## begin Supplied entries

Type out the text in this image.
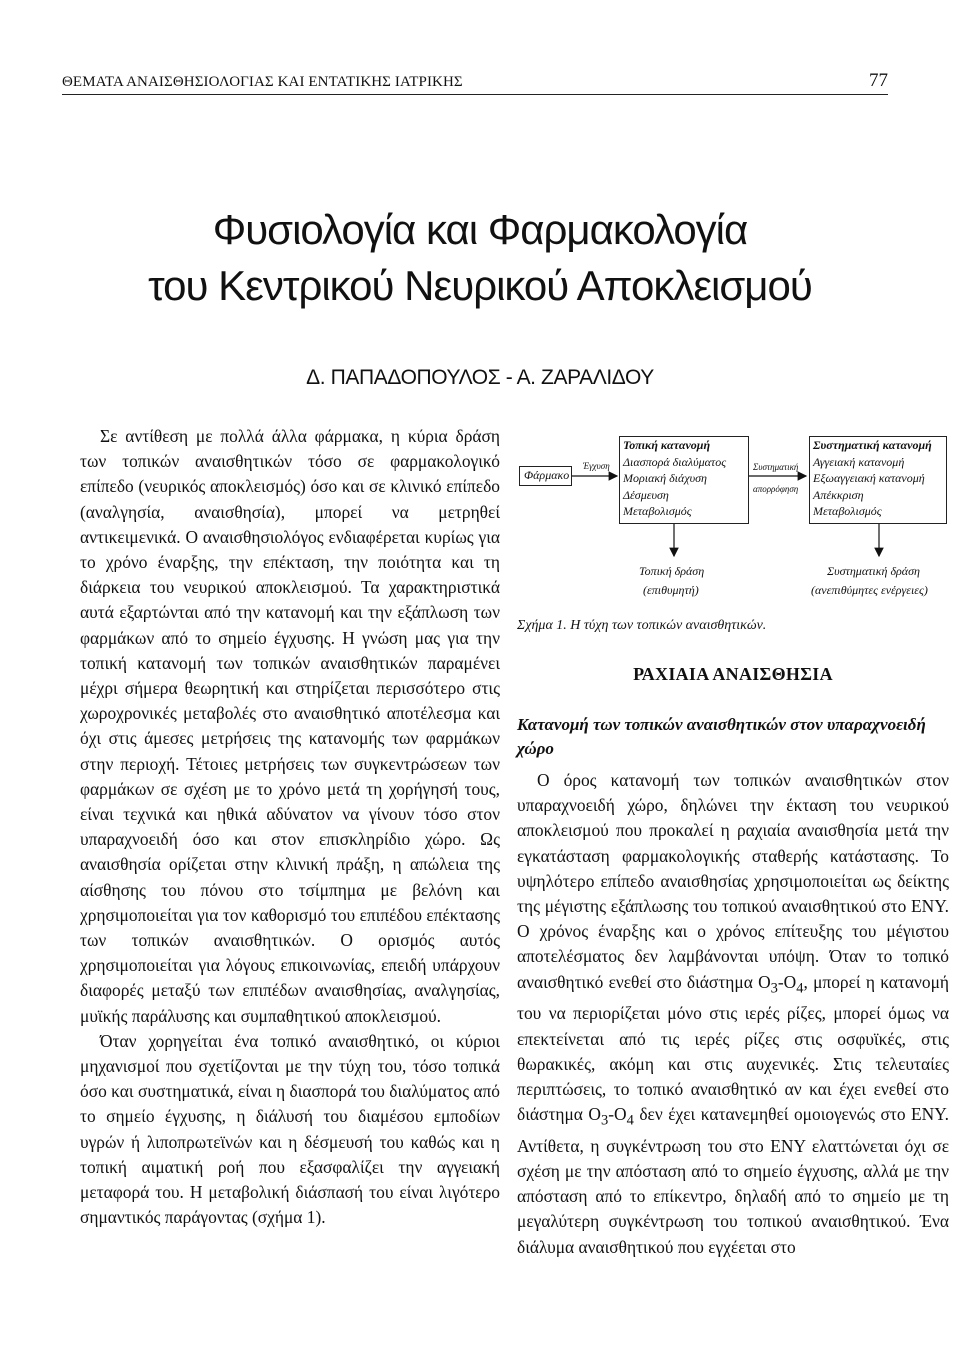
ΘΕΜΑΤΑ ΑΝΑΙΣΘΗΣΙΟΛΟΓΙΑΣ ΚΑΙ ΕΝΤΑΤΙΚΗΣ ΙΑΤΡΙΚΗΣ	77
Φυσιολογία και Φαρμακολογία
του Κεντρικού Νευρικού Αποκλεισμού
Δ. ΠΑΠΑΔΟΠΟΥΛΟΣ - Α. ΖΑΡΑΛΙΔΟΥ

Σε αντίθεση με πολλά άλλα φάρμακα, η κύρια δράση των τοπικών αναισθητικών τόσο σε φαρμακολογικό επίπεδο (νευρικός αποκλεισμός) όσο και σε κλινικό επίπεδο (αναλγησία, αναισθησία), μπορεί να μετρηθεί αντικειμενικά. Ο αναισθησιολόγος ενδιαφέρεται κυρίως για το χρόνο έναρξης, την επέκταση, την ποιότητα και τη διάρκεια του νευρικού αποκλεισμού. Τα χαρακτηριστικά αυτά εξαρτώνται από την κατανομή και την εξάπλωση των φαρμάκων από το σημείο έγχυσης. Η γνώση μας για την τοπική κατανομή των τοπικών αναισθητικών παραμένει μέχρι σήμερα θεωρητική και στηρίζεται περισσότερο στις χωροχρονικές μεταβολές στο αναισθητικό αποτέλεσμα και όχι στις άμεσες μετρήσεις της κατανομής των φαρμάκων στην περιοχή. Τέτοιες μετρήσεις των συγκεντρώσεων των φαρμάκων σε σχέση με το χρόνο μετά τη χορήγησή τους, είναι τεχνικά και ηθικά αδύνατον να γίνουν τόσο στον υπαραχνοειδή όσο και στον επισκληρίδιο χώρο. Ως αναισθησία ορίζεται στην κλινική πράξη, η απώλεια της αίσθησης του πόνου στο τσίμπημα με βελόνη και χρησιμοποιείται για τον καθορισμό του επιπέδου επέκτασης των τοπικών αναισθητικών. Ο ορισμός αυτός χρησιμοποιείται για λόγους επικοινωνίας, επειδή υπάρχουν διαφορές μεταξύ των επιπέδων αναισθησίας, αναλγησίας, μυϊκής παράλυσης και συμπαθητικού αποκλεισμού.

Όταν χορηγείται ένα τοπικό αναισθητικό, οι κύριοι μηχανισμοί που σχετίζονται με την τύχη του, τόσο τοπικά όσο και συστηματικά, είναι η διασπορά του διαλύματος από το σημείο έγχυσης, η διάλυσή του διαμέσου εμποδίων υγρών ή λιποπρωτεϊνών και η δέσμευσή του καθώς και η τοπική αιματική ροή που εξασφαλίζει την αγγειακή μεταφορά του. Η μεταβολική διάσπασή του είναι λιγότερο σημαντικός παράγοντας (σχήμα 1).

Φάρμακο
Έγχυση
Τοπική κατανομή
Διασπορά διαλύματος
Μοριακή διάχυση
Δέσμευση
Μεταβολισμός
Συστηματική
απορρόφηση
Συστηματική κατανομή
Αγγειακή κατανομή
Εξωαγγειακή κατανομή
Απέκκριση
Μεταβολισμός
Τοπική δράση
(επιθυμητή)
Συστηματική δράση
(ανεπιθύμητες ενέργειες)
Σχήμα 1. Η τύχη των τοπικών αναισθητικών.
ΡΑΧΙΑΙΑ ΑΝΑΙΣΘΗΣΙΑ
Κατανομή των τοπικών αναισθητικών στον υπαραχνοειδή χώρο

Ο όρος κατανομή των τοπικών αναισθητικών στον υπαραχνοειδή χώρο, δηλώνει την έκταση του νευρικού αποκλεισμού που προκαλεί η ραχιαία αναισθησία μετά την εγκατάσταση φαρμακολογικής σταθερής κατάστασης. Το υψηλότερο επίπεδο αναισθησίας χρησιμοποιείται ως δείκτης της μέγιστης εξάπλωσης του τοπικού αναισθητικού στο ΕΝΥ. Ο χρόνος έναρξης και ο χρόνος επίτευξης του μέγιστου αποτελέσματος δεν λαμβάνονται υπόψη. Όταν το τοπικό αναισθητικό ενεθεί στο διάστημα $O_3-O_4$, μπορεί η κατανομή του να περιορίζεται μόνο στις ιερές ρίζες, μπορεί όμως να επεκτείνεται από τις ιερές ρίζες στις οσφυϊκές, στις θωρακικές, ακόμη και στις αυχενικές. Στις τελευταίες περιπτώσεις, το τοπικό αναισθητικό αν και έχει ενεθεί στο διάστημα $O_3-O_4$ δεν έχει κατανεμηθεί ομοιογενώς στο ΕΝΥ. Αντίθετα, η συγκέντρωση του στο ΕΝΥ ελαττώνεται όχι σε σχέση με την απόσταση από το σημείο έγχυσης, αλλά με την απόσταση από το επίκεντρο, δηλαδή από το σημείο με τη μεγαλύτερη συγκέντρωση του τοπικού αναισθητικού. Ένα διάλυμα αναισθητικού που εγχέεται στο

## end Supplied entries

What to work on:
Pictures appear in the records above. Output everything except them, exactly.

The output:
Type out the text in this image.
ΘΕΜΑΤΑ ΑΝΑΙΣΘΗΣΙΟΛΟΓΙΑΣ ΚΑΙ ΕΝΤΑΤΙΚΗΣ ΙΑΤΡΙΚΗΣ	77
Φυσιολογία και Φαρμακολογία
του Κεντρικού Νευρικού Αποκλεισμού
Δ. ΠΑΠΑΔΟΠΟΥΛΟΣ - Α. ΖΑΡΑΛΙΔΟΥ

Σε αντίθεση με πολλά άλλα φάρμακα, η κύρια δράση των τοπικών αναισθητικών τόσο σε φαρμακολογικό επίπεδο (νευρικός αποκλεισμός) όσο και σε κλινικό επίπεδο (αναλγησία, αναισθησία), μπορεί να μετρηθεί αντικειμενικά. Ο αναισθησιολόγος ενδιαφέρεται κυρίως για το χρόνο έναρξης, την επέκταση, την ποιότητα και τη διάρκεια του νευρικού αποκλεισμού. Τα χαρακτηριστικά αυτά εξαρτώνται από την κατανομή και την εξάπλωση των φαρμάκων από το σημείο έγχυσης. Η γνώση μας για την τοπική κατανομή των τοπικών αναισθητικών παραμένει μέχρι σήμερα θεωρητική και στηρίζεται περισσότερο στις χωροχρονικές μεταβολές στο αναισθητικό αποτέλεσμα και όχι στις άμεσες μετρήσεις της κατανομής των φαρμάκων στην περιοχή. Τέτοιες μετρήσεις των συγκεντρώσεων των φαρμάκων σε σχέση με το χρόνο μετά τη χορήγησή τους, είναι τεχνικά και ηθικά αδύνατον να γίνουν τόσο στον υπαραχνοειδή όσο και στον επισκληρίδιο χώρο. Ως αναισθησία ορίζεται στην κλινική πράξη, η απώλεια της αίσθησης του πόνου στο τσίμπημα με βελόνη και χρησιμοποιείται για τον καθορισμό του επιπέδου επέκτασης των τοπικών αναισθητικών. Ο ορισμός αυτός χρησιμοποιείται για λόγους επικοινωνίας, επειδή υπάρχουν διαφορές μεταξύ των επιπέδων αναισθησίας, αναλγησίας, μυϊκής παράλυσης και συμπαθητικού αποκλεισμού.

Όταν χορηγείται ένα τοπικό αναισθητικό, οι κύριοι μηχανισμοί που σχετίζονται με την τύχη του, τόσο τοπικά όσο και συστηματικά, είναι η διασπορά του διαλύματος από το σημείο έγχυσης, η διάλυσή του διαμέσου εμποδίων υγρών ή λιποπρωτεϊνών και η δέσμευσή του καθώς και η τοπική αιματική ροή που εξασφαλίζει την αγγειακή μεταφορά του. Η μεταβολική διάσπασή του είναι λιγότερο σημαντικός παράγοντας (σχήμα 1).

Φάρμακο
Έγχυση
Τοπική κατανομή
Διασπορά διαλύματος
Μοριακή διάχυση
Δέσμευση
Μεταβολισμός
Συστηματική
απορρόφηση
Συστηματική κατανομή
Αγγειακή κατανομή
Εξωαγγειακή κατανομή
Απέκκριση
Μεταβολισμός
Τοπική δράση
(επιθυμητή)
Συστηματική δράση
(ανεπιθύμητες ενέργειες)
Σχήμα 1. Η τύχη των τοπικών αναισθητικών.
ΡΑΧΙΑΙΑ ΑΝΑΙΣΘΗΣΙΑ
Κατανομή των τοπικών αναισθητικών στον υπαραχνοειδή χώρο

Ο όρος κατανομή των τοπικών αναισθητικών στον υπαραχνοειδή χώρο, δηλώνει την έκταση του νευρικού αποκλεισμού που προκαλεί η ραχιαία αναισθησία μετά την εγκατάσταση φαρμακολογικής σταθερής κατάστασης. Το υψηλότερο επίπεδο αναισθησίας χρησιμοποιείται ως δείκτης της μέγιστης εξάπλωσης του τοπικού αναισθητικού στο ΕΝΥ. Ο χρόνος έναρξης και ο χρόνος επίτευξης του μέγιστου αποτελέσματος δεν λαμβάνονται υπόψη. Όταν το τοπικό αναισθητικό ενεθεί στο διάστημα $O_3-O_4$, μπορεί η κατανομή του να περιορίζεται μόνο στις ιερές ρίζες, μπορεί όμως να επεκτείνεται από τις ιερές ρίζες στις οσφυϊκές, στις θωρακικές, ακόμη και στις αυχενικές. Στις τελευταίες περιπτώσεις, το τοπικό αναισθητικό αν και έχει ενεθεί στο διάστημα $O_3-O_4$ δεν έχει κατανεμηθεί ομοιογενώς στο ΕΝΥ. Αντίθετα, η συγκέντρωση του στο ΕΝΥ ελαττώνεται όχι σε σχέση με την απόσταση από το σημείο έγχυσης, αλλά με την απόσταση από το επίκεντρο, δηλαδή από το σημείο με τη μεγαλύτερη συγκέντρωση του τοπικού αναισθητικού. Ένα διάλυμα αναισθητικού που εγχέεται στο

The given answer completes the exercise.